To do ▸
1. In the blog post "The Haves and the Have Nots," reproduce the passage from "I could also" to "seems hopelessly glamorous." word for word.
2. According to the blog post "The Haves and the Have Nots," why does the writer choose the name Helga for the visiting friend from the UK? Answer in one to three sentences.
3. Write the next part of the blog post "The Haves and the Have Nots," picking up after its final sentence.

Tuesday 26 January 2016

The Haves and the Have Nots

I could also have called this post 'thoughts parents have when talking to their non-parent friends'. And just a heads up: they're the kind of thoughts that may be expressed as delight at the vicarious titillation we get to enjoy through your exploits, yet deep inside they're really a boiling pot of envy. After all, when you're a parent, especially one to a new baby as I am, even a night that involves nothing more addictive than popcorn seems hopelessly glamorous.

This point was driven home to me when I was recently visited by a dear friend from the UK, whom I shall call Helga because it is close to her real name while being unattractive and inelegant. Because she is the exact opposite of these two qualities, it gives me great pleasure to think of her thus.

Now, I am already jealous of Helga because she lives in London and I have a weird thing about the UK. I know it's one of the most advanced societies in the world but I still picture residents in home-cabled cardies serving each other tea biscuits over melamine tables as they did in the war, an image I find quaintly endearing. Also, Helga's career is such that, while I have, in the name of work, been forced to phone gynaecologists and say "Hi there! I am writing an article on whether you should steam your vagina!" (and have to keep a stiff upper lip in the face of the inevitable giggling that ensues), Helga travels the world, interviewing presidents and staying in ice hotels.

Excerpted records ▸

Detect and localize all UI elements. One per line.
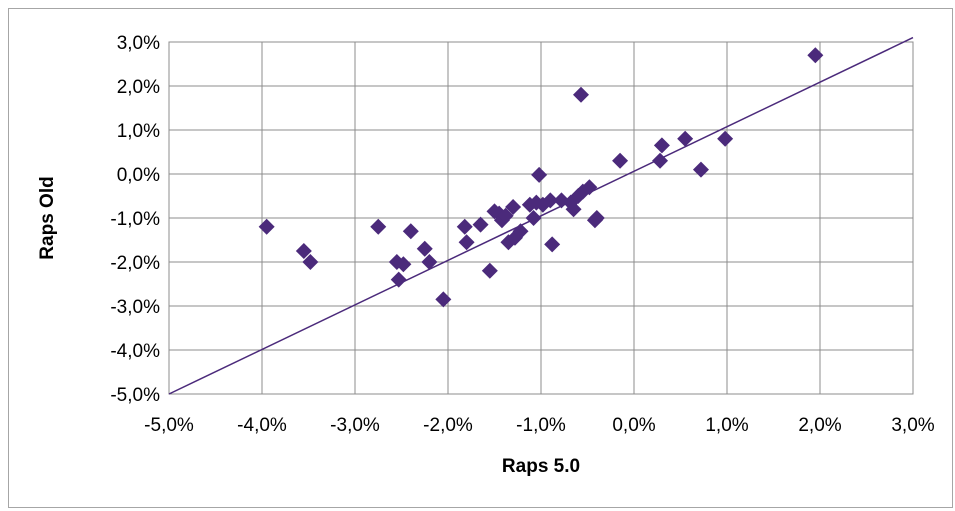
data-point bbox=[259, 219, 275, 235]
data-point bbox=[482, 263, 498, 279]
data-point bbox=[693, 162, 709, 178]
x-tick-label: -5,0% bbox=[144, 415, 194, 436]
data-point bbox=[654, 137, 670, 153]
x-axis-tick-labels: -5,0% -4,0% -3,0% -2,0% -1,0% 0,0% 1,0% 2,0% 3,0… bbox=[144, 415, 935, 436]
x-tick-label: 2,0% bbox=[798, 415, 841, 436]
x-tick-label: -1,0% bbox=[516, 415, 566, 436]
y-axis-title: Raps Old bbox=[37, 176, 58, 259]
data-point bbox=[612, 153, 628, 169]
data-point bbox=[459, 234, 475, 250]
data-point bbox=[717, 131, 733, 147]
y-tick-label: 1,0% bbox=[117, 121, 160, 142]
y-tick-label: -2,0% bbox=[110, 253, 160, 274]
data-point bbox=[531, 167, 547, 183]
x-tick-label: -3,0% bbox=[330, 415, 380, 436]
data-point bbox=[573, 87, 589, 103]
x-tick-label: 3,0% bbox=[891, 415, 934, 436]
x-axis-title: Raps 5.0 bbox=[502, 456, 580, 477]
data-point bbox=[417, 241, 433, 257]
x-tick-label: -4,0% bbox=[237, 415, 287, 436]
data-point bbox=[435, 291, 451, 307]
data-point bbox=[421, 254, 437, 270]
y-tick-label: -1,0% bbox=[110, 209, 160, 230]
scatter-chart: -5,0% -4,0% -3,0% -2,0% -1,0% 0,0% 1,0% 2,0% 3,0… bbox=[9, 9, 954, 509]
y-tick-label: -4,0% bbox=[110, 341, 160, 362]
data-point bbox=[403, 223, 419, 239]
data-point bbox=[544, 236, 560, 252]
y-axis-tick-labels: -5,0% -4,0% -3,0% -2,0% -1,0% 0,0% 1,0% 2,0% 3,0… bbox=[110, 33, 160, 406]
data-point bbox=[370, 219, 386, 235]
data-point bbox=[652, 153, 668, 169]
data-point bbox=[473, 217, 489, 233]
y-tick-label: -3,0% bbox=[110, 297, 160, 318]
x-tick-label: 0,0% bbox=[612, 415, 655, 436]
x-tick-label: -2,0% bbox=[423, 415, 473, 436]
chart-area: -5,0% -4,0% -3,0% -2,0% -1,0% 0,0% 1,0% 2,0% 3,0… bbox=[8, 8, 953, 508]
data-point bbox=[457, 219, 473, 235]
y-tick-label: 0,0% bbox=[117, 165, 160, 186]
y-tick-label: -5,0% bbox=[110, 385, 160, 406]
y-tick-label: 2,0% bbox=[117, 77, 160, 98]
y-tick-label: 3,0% bbox=[117, 33, 160, 54]
data-point bbox=[526, 210, 542, 226]
data-point bbox=[391, 272, 407, 288]
data-point bbox=[807, 47, 823, 63]
x-tick-label: 1,0% bbox=[705, 415, 748, 436]
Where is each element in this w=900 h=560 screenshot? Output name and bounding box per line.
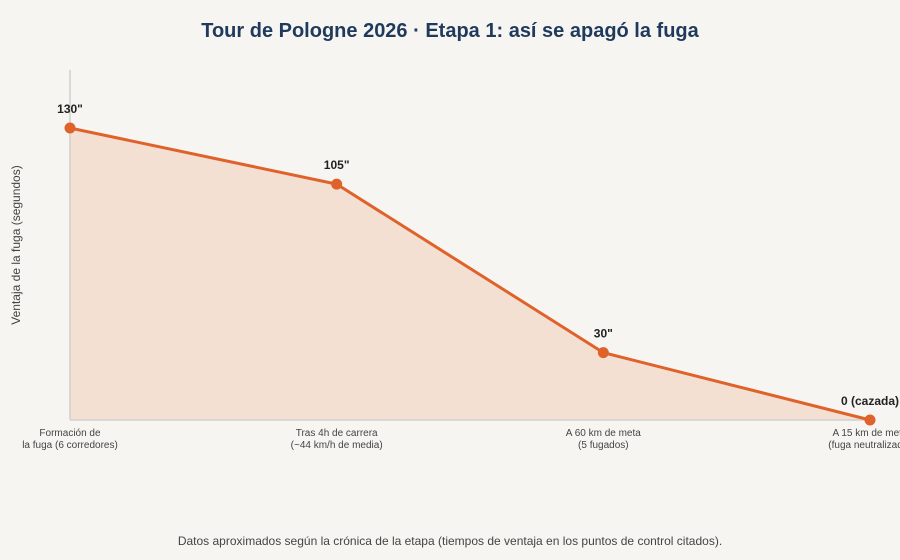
source-note: Datos aproximados según la crónica de la… xyxy=(177,534,723,548)
x-tick-label: Formación de xyxy=(39,428,101,439)
data-label: 130" xyxy=(57,102,83,116)
x-tick-label: A 60 km de meta xyxy=(566,428,641,439)
area-fill xyxy=(70,128,870,420)
x-tick-label: Tras 4h de carrera xyxy=(296,428,378,439)
data-label: 105" xyxy=(324,158,350,172)
data-label: 30" xyxy=(594,327,613,341)
chart-title: Tour de Pologne 2026 · Etapa 1: así se a… xyxy=(201,20,699,42)
data-points xyxy=(64,122,876,426)
x-tick-label: (5 fugados) xyxy=(578,440,629,451)
x-tick-label: A 15 km de meta xyxy=(832,428,900,439)
series-line xyxy=(69,126,871,422)
x-tick-label: (~44 km/h de media) xyxy=(291,440,383,451)
x-tick-label: (fuga neutralizada) xyxy=(828,440,900,451)
data-point xyxy=(331,178,343,190)
data-labels: 130" 105" 30" 0 (cazada) xyxy=(57,102,899,408)
data-label: 0 (cazada) xyxy=(841,394,899,408)
data-point xyxy=(597,347,609,359)
data-point xyxy=(64,122,76,134)
y-axis-label: Ventaja de la fuga (segundos) xyxy=(9,165,23,324)
x-tick-label: la fuga (6 corredores) xyxy=(22,440,118,451)
data-point xyxy=(864,414,876,426)
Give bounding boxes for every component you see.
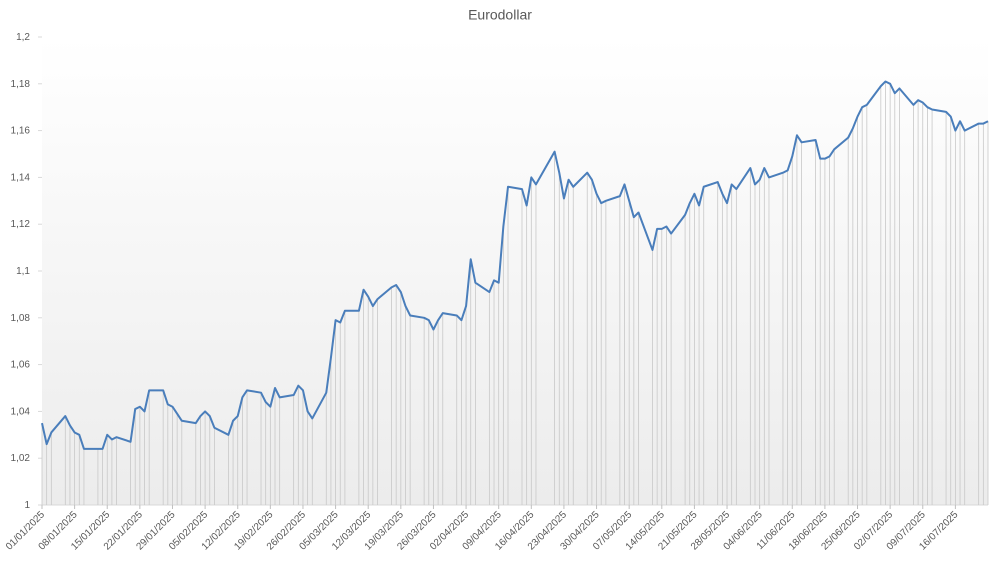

Final answers ▸
1.
I could also have called this post 'thoughts parents have when talking to their non-parent friends'. And just a heads up: they're the kind of thoughts that may be expressed as delight at the vicarious titillation we get to enjoy through your exploits, yet deep inside they're really a boiling pot of envy. After all, when you're a parent, especially one to a new baby as I am, even a night that involves nothing more addictive than popcorn seems hopelessly glamorous.

2. The writer picks Helga because it is close to the friend's real name while being unattractive and inelegant. Since the friend is the exact opposite of those two qualities, thinking of her by that name gives the writer great pleasure.

3.
My latest bout of jealousy was sparked by the fact that Helga is newly on the single scene and enjoying a good bout of debaucherous fun. I could not help but draw analogies between our lives:

1. Helga spent the night with an Austrian aristocrat, hopping from one techno club to the other, until the sun comes up. Now, I must state unequivocally that I would hate to listen to a minute of techno, let alone a whole night of it. But it's the idea of being awake at 4am for purposes other than breastfeeding that is undeniably alluring. Just think: she was out! Actually out the house! Wearing something that doesn't unzip or unbutton at the top. And if she did have to get her boobs out quickly, it sure as hell wasn't for someone who would later vomit on her.

Now, often people require some sort of stimulant to keep going for a night on the town. Again, I can't really identify. That said, there is a lot of snorting going on in my house - not of cocaine, but of the nose Frida. For those not in the know, the nose Frida is a tube you use to suck out your infant's snot. Yes, I actually said that. It's a hideous notion but since poor old Jessica has a loud honking snore you'd expect more from a hirsute truckdriver than a sweet four-month-old, de-snotting her is a necessary process. It's also (gloves off) one I have come to enjoy in the same shameful way one likes squeezing pimples - a challenge of the grotesque over the functional.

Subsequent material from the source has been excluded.